──────── PROVIDED MATERIAL ────────

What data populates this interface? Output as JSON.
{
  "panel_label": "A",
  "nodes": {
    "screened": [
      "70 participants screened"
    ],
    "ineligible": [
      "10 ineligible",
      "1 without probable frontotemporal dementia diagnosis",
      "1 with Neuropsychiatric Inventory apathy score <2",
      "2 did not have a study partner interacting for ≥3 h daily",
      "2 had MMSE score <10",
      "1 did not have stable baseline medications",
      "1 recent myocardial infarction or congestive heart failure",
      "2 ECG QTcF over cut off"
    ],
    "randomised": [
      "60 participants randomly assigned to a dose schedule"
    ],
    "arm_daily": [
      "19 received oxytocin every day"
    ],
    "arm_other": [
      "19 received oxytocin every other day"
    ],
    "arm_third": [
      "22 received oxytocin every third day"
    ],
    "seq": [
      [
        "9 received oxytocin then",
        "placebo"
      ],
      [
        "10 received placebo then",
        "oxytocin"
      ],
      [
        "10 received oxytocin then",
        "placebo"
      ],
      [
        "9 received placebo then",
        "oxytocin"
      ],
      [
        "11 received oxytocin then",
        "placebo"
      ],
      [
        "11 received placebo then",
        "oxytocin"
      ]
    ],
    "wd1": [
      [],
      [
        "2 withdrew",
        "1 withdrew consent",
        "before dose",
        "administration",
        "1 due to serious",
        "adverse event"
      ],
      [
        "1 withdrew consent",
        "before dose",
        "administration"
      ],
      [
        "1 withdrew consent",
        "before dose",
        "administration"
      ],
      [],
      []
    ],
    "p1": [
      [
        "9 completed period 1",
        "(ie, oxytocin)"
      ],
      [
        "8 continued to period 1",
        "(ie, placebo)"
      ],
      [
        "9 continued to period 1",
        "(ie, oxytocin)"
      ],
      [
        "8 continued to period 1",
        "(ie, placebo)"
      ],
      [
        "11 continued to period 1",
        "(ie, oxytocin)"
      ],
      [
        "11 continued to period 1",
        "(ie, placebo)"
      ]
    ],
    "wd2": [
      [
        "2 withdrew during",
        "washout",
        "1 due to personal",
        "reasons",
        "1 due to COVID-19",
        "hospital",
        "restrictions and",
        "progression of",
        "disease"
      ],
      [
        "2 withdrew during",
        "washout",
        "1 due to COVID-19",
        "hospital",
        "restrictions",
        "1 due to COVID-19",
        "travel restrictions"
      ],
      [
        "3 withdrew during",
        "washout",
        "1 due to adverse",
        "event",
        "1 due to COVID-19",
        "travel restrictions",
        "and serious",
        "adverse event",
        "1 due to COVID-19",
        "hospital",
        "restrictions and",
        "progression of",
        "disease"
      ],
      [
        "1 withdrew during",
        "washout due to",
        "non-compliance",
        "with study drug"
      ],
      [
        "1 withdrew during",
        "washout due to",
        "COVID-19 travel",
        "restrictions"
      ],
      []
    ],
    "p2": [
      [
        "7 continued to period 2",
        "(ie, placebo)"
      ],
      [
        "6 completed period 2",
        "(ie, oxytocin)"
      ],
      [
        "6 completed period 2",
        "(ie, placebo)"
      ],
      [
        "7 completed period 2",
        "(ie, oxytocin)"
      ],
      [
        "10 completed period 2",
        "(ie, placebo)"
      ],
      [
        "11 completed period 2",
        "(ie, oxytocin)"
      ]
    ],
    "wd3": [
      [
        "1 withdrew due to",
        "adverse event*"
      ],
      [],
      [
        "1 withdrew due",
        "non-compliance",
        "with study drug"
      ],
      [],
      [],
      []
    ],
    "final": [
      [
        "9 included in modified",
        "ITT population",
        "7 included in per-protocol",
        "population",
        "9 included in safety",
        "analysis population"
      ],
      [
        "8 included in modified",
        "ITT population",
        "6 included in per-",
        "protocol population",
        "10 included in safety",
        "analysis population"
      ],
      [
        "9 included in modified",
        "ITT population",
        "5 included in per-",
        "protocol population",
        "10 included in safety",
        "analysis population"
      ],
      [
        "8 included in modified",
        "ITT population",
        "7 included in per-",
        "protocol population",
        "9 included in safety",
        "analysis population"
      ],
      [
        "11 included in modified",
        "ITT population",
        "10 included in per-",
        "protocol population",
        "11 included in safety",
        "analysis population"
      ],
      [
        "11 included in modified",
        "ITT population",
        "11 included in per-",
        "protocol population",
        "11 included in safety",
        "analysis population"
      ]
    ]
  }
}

────────

__SET PROBLEM__
List each line of the records that holds the string "received".

__IN RESPONSE__
      "19 received oxytocin every day"
      "19 received oxytocin every other day"
      "22 received oxytocin every third day"
        "9 received oxytocin then",
        "10 received placebo then",
        "10 received oxytocin then",
        "9 received placebo then",
        "11 received oxytocin then",
        "11 received placebo then",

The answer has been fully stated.